### Assigned task 1
Decide whether each statement agrees with the food delivery article. Answer yes or no and quote the words from the article that decide it.
(a) Restaurants can now add up to 10 links to the "Place an order" list.
(b) Restaurants can remove ordering links that big delivery companies placed in their listings.
(c) Garrison says about three restaurants agreed to add Takeout Central.
### Assigned task 2
In the food delivery article, which delivery provider does Asheville's Bonfire BBQ & Catering link to from its listing?
### Assigned task 3
Turn the paragraph of the food delivery article that begins "Big delivery companies continue to have a toehold" into a short bulleted list that keeps its main facts.

### Extract
:::
The nationals’ aggressive strategy to list as many restaurants as possible has also made them irresistibly convenient. And this extends beyond Google restaurant listings to the provider’s own websites and the slick apps that have earned prominent positions on millions of smartphone screens.

The local providers also have sites and handy apps, but they may be limited to a few dozen or a few hundred restaurants–not even all the providers in their home towns. Download a heavily advertised app from Grubhub or Uber, however, and you get seemingly the whole country. You might also get some irresistible, IPO-funded discounts.

The ongoing battle over links

Big delivery companies continue to have a toehold in Google’s restaurant listings, which are part of a program called Google My Business. Google generates listings for all businesses in Google search and Google Maps. But business owners who “claim” their listings can take some control over them, such as posting photos, updating opening hours, offering discounts, and responding to customer reviews.

They can also add a link to the “Place an order” list. That might be their own web address, if the restaurant does its own deliveries. Or it might be a local provider they prefer to do business with. (Last year, they got the ability to add multiple links—up to 10.) Asheville’s Bonfire BBQ & Catering, for instance, does feature a link to Takeout Central.

But that’s not enough, says Garrison, because it requires persuading each restaurant partner to take the time to add Takeout Central (assuming they have even claimed control of their Google listing). Garrison says he sent instructions with screenshots to all his partner restaurants, and even offered to pay them if they would add Takeout Central. “And we have like three restaurants that were willing to do it,” he says, “Whereas Postmates and DoorDash and Grubhub and Uber are able to add that link through backdoor access to Google, without having to have the restaurant do anything.”

And while restaurants can add links, they can’t remove the ones that big delivery companies placed there–even ones that were added without their permission. Instead, They have to contact DoorDash, Postmates or whomever else and request a takedown.

A Google representative says that this is the right approach, because a takedown doesn’t just involve removing links from Google My Business. Restaurants should contact delivery companies directly, they say, to also have their menus removed from those delivery companies’ own websites and apps. But if a delivery company isn’t responsive, Google says that its support team will help get unwanted ordering links removed.

Google as gatekeeper

Google has made virtually any information accessible with a few keystrokes. It seems as if everything that exists is on Google. And thus if something isn’t on Google, it doesn’t exist. Small food delivery companies say they were banished into nonexistence by Google’s favoring of their deep-pocketed rivals on ordering links.

But Google does face a big task of trying to integrate hundreds of companies into its system. The search giant says it needs some way to prioritize. Google’s mention of plans to make “tools more scalable and self-service” hints at efforts to speed up the process of admitting companies.

Then there are the ads. Google has offered no indication if or when the ad spots in restaurant listings will open up to all competitors. “Can you imagine if this had ever gone on in traditional print advertising,” asks Paul Birrell, “that the back cover of Newsweek might be a Ford advertisement, but Tesla can’t buy that ad at any price?”

Powerful as it is, though, Google isn’t the only factor in the fortunes of local delivery companies. The national providers have virtually unlimited resources to spend on undercutting their rivals. Wes Garrison acknowledges the uneven playing field, but asserts that Google tips the balance further in its restaurant listings.

“I don’t think we would win or be the market leader. That’s not what we need to be,” says Garrison. “I just don’t want to be driven out of business because of unfair competition, because of somebody else having unfair access and an unfair advantage.”
:::
[Document layout analysis data]
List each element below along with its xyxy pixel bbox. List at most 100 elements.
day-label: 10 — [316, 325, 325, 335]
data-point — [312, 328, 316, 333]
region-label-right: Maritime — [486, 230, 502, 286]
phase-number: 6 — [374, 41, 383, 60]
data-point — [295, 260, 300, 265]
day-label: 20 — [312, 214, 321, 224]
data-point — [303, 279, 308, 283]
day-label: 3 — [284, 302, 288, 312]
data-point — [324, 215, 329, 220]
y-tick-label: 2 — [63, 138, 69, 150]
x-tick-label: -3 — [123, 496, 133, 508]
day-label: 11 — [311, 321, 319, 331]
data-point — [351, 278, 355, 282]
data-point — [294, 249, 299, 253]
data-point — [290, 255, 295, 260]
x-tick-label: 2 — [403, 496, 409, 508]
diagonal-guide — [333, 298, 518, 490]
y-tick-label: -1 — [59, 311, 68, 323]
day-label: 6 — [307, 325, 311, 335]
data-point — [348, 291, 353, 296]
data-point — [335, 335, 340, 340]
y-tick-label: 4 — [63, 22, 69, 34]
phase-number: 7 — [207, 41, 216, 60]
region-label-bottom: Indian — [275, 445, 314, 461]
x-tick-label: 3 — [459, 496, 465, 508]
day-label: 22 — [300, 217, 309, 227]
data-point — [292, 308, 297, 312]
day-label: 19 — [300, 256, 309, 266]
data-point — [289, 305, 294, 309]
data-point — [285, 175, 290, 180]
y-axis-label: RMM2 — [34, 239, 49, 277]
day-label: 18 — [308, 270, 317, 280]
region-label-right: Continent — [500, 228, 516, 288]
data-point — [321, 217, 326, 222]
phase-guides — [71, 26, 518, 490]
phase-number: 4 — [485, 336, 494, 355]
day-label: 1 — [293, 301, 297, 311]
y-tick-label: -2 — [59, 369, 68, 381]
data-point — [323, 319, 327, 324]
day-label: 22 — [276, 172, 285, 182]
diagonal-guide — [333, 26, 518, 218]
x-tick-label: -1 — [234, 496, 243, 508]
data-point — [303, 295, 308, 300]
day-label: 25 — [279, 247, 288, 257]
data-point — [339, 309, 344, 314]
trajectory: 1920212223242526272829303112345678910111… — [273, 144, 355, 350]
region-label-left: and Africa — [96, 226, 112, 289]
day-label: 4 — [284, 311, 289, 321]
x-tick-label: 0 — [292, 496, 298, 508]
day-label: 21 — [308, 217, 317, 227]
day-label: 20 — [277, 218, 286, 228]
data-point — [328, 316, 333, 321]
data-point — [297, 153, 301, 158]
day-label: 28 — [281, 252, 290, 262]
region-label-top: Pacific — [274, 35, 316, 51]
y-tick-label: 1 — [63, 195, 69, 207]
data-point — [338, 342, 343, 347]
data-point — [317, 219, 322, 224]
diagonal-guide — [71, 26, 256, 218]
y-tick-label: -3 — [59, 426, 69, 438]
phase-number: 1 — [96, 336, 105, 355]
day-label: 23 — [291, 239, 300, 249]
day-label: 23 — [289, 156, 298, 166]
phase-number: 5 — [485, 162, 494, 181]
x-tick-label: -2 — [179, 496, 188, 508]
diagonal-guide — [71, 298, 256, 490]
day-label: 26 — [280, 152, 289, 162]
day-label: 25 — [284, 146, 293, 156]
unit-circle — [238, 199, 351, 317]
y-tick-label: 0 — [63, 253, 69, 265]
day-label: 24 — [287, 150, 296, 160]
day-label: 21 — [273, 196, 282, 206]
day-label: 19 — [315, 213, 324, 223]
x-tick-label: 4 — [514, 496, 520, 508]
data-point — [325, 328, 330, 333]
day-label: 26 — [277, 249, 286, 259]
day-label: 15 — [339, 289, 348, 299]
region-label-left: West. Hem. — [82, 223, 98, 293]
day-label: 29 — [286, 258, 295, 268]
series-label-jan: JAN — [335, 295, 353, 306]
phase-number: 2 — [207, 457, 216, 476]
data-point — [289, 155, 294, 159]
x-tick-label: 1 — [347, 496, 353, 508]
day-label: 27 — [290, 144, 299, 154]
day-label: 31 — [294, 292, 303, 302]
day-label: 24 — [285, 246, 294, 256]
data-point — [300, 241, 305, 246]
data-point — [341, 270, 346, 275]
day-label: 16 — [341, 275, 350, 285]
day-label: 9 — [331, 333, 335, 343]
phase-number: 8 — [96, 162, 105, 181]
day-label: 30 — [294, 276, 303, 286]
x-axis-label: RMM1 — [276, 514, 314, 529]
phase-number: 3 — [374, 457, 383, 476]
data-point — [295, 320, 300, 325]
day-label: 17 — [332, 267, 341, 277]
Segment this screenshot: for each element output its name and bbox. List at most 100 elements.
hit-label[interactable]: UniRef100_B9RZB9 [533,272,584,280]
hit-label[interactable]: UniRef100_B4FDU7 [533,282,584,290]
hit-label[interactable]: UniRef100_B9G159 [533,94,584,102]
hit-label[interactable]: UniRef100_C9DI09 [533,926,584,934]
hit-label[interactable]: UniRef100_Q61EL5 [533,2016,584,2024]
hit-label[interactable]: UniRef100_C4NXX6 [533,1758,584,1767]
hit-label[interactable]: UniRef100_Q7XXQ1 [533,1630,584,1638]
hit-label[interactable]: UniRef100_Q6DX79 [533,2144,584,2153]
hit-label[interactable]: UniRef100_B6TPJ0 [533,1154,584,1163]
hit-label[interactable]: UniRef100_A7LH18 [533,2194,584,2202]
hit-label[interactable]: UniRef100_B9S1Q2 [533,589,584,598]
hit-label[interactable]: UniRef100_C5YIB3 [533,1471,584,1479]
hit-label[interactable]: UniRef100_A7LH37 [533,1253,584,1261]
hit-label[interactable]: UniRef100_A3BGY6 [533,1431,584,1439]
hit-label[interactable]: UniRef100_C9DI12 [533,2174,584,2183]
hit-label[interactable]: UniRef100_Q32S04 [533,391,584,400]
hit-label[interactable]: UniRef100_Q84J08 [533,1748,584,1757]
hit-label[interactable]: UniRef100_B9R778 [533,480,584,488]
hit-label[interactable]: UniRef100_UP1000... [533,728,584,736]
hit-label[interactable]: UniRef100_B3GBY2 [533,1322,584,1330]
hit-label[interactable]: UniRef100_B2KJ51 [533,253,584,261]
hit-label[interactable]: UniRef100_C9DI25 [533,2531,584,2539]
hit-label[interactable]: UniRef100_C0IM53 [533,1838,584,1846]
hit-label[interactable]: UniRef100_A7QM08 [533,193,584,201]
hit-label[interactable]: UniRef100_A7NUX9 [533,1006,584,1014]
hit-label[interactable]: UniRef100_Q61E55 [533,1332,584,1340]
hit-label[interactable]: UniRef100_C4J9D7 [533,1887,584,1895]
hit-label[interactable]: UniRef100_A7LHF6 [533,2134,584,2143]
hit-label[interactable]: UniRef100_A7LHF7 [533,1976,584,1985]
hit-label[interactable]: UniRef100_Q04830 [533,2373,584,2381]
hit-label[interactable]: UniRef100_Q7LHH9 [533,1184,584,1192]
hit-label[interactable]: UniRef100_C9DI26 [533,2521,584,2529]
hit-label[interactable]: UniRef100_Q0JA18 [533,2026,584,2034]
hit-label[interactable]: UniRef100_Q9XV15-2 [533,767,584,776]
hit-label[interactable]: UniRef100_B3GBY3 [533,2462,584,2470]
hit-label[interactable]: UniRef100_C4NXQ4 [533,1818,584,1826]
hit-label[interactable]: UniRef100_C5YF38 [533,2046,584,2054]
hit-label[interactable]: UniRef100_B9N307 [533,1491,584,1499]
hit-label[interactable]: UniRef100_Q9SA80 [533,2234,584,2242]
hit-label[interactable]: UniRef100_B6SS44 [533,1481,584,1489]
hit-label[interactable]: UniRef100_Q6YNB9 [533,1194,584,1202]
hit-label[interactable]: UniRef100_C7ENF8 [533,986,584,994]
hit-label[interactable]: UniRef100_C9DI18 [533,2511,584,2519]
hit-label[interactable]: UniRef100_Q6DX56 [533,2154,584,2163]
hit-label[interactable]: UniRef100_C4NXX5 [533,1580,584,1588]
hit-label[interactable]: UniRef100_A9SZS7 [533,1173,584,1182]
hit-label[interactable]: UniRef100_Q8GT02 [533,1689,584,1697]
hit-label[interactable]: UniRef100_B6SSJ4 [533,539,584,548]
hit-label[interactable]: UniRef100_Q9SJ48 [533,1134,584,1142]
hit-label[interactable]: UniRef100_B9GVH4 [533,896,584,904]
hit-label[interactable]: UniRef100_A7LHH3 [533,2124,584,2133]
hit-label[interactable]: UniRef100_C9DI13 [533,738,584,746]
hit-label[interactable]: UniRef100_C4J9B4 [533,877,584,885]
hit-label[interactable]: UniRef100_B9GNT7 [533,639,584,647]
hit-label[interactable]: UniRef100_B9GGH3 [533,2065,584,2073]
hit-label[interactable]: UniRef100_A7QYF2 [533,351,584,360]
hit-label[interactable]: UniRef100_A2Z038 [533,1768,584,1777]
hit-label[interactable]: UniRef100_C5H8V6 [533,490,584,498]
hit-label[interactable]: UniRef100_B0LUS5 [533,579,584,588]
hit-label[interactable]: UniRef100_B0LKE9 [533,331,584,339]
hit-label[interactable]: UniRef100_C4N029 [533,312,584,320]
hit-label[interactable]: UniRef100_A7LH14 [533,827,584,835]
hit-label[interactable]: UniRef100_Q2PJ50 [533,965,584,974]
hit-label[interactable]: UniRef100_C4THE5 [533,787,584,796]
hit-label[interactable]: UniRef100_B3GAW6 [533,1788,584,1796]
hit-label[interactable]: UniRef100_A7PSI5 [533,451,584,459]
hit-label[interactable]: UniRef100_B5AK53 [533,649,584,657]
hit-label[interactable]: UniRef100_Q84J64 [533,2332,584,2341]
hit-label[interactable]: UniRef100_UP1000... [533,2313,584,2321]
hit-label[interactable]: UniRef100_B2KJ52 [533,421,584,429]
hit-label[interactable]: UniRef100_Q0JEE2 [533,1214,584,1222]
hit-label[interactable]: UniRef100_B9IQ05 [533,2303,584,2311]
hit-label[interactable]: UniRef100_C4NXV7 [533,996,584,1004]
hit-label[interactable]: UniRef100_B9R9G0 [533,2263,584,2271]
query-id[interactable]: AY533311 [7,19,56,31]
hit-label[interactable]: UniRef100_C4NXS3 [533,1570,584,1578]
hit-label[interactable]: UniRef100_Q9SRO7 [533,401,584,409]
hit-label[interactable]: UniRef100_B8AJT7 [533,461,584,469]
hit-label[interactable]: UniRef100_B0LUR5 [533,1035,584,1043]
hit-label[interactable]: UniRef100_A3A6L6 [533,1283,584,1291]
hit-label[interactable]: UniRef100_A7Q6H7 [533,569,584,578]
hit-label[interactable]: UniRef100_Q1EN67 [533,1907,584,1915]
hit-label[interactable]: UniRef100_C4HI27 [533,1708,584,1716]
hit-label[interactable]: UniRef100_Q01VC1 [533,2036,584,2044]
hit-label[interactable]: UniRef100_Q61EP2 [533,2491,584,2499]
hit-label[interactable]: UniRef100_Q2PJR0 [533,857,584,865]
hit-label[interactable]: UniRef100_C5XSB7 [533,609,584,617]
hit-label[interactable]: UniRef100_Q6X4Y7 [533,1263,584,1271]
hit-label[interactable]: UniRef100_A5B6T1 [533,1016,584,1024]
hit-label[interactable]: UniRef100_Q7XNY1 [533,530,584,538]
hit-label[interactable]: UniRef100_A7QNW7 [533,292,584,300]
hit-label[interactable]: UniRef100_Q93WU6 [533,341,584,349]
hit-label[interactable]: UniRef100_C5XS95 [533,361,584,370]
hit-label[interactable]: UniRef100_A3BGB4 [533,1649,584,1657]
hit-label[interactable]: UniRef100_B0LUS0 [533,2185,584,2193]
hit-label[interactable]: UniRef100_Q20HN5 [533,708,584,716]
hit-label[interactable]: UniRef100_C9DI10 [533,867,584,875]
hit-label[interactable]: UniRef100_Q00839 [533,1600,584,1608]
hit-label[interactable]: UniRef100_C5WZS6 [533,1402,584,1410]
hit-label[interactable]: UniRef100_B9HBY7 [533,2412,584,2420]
:::
### Output 1
(a) Yes: "Last year, they got the ability to add multiple links—up to 10."
(b) No: "they can’t remove the ones that big delivery companies placed there"
(c) Yes: "And we have like three restaurants that were willing to do it"

### Output 2
Takeout Central.

### Output 3
- Big delivery companies still have a toehold in Google's restaurant listings, which belong to a program called Google My Business.
- Google generates listings for all businesses in Google search and Google Maps.
- Business owners who "claim" their listings can take some control over them: posting photos, updating opening hours, offering discounts, and responding to customer reviews.